Figure record extracts
+ + + + +
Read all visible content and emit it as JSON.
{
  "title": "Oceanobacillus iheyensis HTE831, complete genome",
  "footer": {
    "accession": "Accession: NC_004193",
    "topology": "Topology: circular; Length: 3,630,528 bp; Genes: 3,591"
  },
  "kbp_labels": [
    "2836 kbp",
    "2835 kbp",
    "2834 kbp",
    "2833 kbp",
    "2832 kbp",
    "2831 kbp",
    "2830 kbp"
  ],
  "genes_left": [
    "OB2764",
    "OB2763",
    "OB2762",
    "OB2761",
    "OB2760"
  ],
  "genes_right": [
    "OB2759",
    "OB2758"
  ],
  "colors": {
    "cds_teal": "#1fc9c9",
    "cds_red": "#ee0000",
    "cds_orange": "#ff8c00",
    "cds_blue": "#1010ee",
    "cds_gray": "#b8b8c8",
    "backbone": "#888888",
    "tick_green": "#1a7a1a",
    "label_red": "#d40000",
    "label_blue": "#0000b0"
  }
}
+ + + + +
§ REQUIRED WORK
From the first line to the last, retype the records exactly as they stand above.

§ EXERCISE RESPONSE
Read all visible content and emit it as JSON.
{
  "title": "Oceanobacillus iheyensis HTE831, complete genome",
  "footer": {
    "accession": "Accession: NC_004193",
    "topology": "Topology: circular; Length: 3,630,528 bp; Genes: 3,591"
  },
  "kbp_labels": [
    "2836 kbp",
    "2835 kbp",
    "2834 kbp",
    "2833 kbp",
    "2832 kbp",
    "2831 kbp",
    "2830 kbp"
  ],
  "genes_left": [
    "OB2764",
    "OB2763",
    "OB2762",
    "OB2761",
    "OB2760"
  ],
  "genes_right": [
    "OB2759",
    "OB2758"
  ],
  "colors": {
    "cds_teal": "#1fc9c9",
    "cds_red": "#ee0000",
    "cds_orange": "#ff8c00",
    "cds_blue": "#1010ee",
    "cds_gray": "#b8b8c8",
    "backbone": "#888888",
    "tick_green": "#1a7a1a",
    "label_red": "#d40000",
    "label_blue": "#0000b0"
  }
}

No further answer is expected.